*TASK GOAL*:
Write each record again exactly as it stands.

[Records from a dataset]
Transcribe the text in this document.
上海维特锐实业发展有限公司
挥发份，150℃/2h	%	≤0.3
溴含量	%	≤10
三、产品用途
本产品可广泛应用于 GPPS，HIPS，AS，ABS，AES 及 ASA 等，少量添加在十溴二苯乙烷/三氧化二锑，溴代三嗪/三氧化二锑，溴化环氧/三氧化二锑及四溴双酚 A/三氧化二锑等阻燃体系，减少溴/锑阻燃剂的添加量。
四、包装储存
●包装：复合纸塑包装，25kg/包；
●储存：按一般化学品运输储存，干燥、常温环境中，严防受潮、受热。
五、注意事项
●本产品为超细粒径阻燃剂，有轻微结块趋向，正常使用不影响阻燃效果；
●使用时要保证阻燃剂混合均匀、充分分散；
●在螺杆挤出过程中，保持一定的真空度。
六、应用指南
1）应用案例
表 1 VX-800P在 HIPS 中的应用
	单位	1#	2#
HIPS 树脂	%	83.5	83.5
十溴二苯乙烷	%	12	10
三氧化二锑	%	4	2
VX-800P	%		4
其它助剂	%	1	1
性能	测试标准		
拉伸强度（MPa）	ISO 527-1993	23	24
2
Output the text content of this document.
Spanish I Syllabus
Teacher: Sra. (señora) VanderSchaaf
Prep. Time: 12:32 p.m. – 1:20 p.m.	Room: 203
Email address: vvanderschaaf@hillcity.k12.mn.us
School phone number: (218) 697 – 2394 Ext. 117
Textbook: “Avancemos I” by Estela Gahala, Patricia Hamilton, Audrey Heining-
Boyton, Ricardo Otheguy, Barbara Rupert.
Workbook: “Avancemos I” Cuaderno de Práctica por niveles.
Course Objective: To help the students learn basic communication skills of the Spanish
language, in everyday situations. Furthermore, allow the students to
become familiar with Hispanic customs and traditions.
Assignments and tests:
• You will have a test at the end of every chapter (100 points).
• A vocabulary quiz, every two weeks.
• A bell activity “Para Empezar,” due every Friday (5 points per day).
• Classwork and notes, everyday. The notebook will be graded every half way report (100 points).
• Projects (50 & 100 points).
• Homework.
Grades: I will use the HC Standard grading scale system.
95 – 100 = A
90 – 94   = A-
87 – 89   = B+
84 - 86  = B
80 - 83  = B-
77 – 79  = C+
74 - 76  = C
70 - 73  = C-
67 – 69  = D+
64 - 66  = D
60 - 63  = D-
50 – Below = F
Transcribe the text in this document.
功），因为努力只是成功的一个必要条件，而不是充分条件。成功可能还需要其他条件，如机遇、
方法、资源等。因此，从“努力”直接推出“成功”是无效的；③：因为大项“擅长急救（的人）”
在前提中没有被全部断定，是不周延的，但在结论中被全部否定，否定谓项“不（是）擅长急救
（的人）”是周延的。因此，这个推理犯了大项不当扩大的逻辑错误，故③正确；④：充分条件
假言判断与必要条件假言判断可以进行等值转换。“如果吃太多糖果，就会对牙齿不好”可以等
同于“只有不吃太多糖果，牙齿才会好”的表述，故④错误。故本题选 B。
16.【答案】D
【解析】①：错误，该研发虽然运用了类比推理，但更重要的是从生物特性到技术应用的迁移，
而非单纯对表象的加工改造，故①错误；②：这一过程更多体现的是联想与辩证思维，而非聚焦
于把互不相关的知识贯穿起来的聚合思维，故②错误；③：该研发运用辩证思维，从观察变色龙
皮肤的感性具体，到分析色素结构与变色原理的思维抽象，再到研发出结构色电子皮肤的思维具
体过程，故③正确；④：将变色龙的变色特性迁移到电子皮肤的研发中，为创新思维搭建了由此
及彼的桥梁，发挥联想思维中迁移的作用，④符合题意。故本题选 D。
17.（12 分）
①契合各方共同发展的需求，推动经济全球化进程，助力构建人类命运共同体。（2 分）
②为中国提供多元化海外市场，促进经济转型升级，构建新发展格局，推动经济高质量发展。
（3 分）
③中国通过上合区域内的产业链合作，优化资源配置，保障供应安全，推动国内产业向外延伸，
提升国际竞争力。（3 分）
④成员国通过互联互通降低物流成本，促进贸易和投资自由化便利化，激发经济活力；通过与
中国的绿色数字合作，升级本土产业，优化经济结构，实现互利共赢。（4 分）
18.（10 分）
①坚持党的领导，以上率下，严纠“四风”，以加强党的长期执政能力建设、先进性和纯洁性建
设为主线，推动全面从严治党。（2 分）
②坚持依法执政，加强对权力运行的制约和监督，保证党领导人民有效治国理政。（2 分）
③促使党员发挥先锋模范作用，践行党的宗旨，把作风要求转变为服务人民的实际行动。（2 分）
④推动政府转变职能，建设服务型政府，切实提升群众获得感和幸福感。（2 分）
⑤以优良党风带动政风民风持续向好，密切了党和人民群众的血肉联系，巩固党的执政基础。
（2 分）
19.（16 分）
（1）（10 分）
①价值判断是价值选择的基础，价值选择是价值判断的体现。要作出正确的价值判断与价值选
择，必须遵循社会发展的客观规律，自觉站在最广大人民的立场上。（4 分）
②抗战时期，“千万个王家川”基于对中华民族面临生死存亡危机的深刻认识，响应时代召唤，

*EXPECTED ANSWER*:
Transcribe the text in this document.
上海维特锐实业发展有限公司
挥发份，150℃/2h	%	≤0.3
溴含量	%	≤10
三、产品用途
本产品可广泛应用于 GPPS，HIPS，AS，ABS，AES 及 ASA 等，少量添加在十溴二苯乙烷/三氧化二锑，溴代三嗪/三氧化二锑，溴化环氧/三氧化二锑及四溴双酚 A/三氧化二锑等阻燃体系，减少溴/锑阻燃剂的添加量。
四、包装储存
●包装：复合纸塑包装，25kg/包；
●储存：按一般化学品运输储存，干燥、常温环境中，严防受潮、受热。
五、注意事项
●本产品为超细粒径阻燃剂，有轻微结块趋向，正常使用不影响阻燃效果；
●使用时要保证阻燃剂混合均匀、充分分散；
●在螺杆挤出过程中，保持一定的真空度。
六、应用指南
1）应用案例
表 1 VX-800P在 HIPS 中的应用
	单位	1#	2#
HIPS 树脂	%	83.5	83.5
十溴二苯乙烷	%	12	10
三氧化二锑	%	4	2
VX-800P	%		4
其它助剂	%	1	1
性能	测试标准		
拉伸强度（MPa）	ISO 527-1993	23	24
2
Output the text content of this document.
Spanish I Syllabus
Teacher: Sra. (señora) VanderSchaaf
Prep. Time: 12:32 p.m. – 1:20 p.m.	Room: 203
Email address: vvanderschaaf@hillcity.k12.mn.us
School phone number: (218) 697 – 2394 Ext. 117
Textbook: “Avancemos I” by Estela Gahala, Patricia Hamilton, Audrey Heining-
Boyton, Ricardo Otheguy, Barbara Rupert.
Workbook: “Avancemos I” Cuaderno de Práctica por niveles.
Course Objective: To help the students learn basic communication skills of the Spanish
language, in everyday situations. Furthermore, allow the students to
become familiar with Hispanic customs and traditions.
Assignments and tests:
• You will have a test at the end of every chapter (100 points).
• A vocabulary quiz, every two weeks.
• A bell activity “Para Empezar,” due every Friday (5 points per day).
• Classwork and notes, everyday. The notebook will be graded every half way report (100 points).
• Projects (50 & 100 points).
• Homework.
Grades: I will use the HC Standard grading scale system.
95 – 100 = A
90 – 94   = A-
87 – 89   = B+
84 - 86  = B
80 - 83  = B-
77 – 79  = C+
74 - 76  = C
70 - 73  = C-
67 – 69  = D+
64 - 66  = D
60 - 63  = D-
50 – Below = F
Transcribe the text in this document.
功），因为努力只是成功的一个必要条件，而不是充分条件。成功可能还需要其他条件，如机遇、
方法、资源等。因此，从“努力”直接推出“成功”是无效的；③：因为大项“擅长急救（的人）”
在前提中没有被全部断定，是不周延的，但在结论中被全部否定，否定谓项“不（是）擅长急救
（的人）”是周延的。因此，这个推理犯了大项不当扩大的逻辑错误，故③正确；④：充分条件
假言判断与必要条件假言判断可以进行等值转换。“如果吃太多糖果，就会对牙齿不好”可以等
同于“只有不吃太多糖果，牙齿才会好”的表述，故④错误。故本题选 B。
16.【答案】D
【解析】①：错误，该研发虽然运用了类比推理，但更重要的是从生物特性到技术应用的迁移，
而非单纯对表象的加工改造，故①错误；②：这一过程更多体现的是联想与辩证思维，而非聚焦
于把互不相关的知识贯穿起来的聚合思维，故②错误；③：该研发运用辩证思维，从观察变色龙
皮肤的感性具体，到分析色素结构与变色原理的思维抽象，再到研发出结构色电子皮肤的思维具
体过程，故③正确；④：将变色龙的变色特性迁移到电子皮肤的研发中，为创新思维搭建了由此
及彼的桥梁，发挥联想思维中迁移的作用，④符合题意。故本题选 D。
17.（12 分）
①契合各方共同发展的需求，推动经济全球化进程，助力构建人类命运共同体。（2 分）
②为中国提供多元化海外市场，促进经济转型升级，构建新发展格局，推动经济高质量发展。
（3 分）
③中国通过上合区域内的产业链合作，优化资源配置，保障供应安全，推动国内产业向外延伸，
提升国际竞争力。（3 分）
④成员国通过互联互通降低物流成本，促进贸易和投资自由化便利化，激发经济活力；通过与
中国的绿色数字合作，升级本土产业，优化经济结构，实现互利共赢。（4 分）
18.（10 分）
①坚持党的领导，以上率下，严纠“四风”，以加强党的长期执政能力建设、先进性和纯洁性建
设为主线，推动全面从严治党。（2 分）
②坚持依法执政，加强对权力运行的制约和监督，保证党领导人民有效治国理政。（2 分）
③促使党员发挥先锋模范作用，践行党的宗旨，把作风要求转变为服务人民的实际行动。（2 分）
④推动政府转变职能，建设服务型政府，切实提升群众获得感和幸福感。（2 分）
⑤以优良党风带动政风民风持续向好，密切了党和人民群众的血肉联系，巩固党的执政基础。
（2 分）
19.（16 分）
（1）（10 分）
①价值判断是价值选择的基础，价值选择是价值判断的体现。要作出正确的价值判断与价值选
择，必须遵循社会发展的客观规律，自觉站在最广大人民的立场上。（4 分）
②抗战时期，“千万个王家川”基于对中华民族面临生死存亡危机的深刻认识，响应时代召唤，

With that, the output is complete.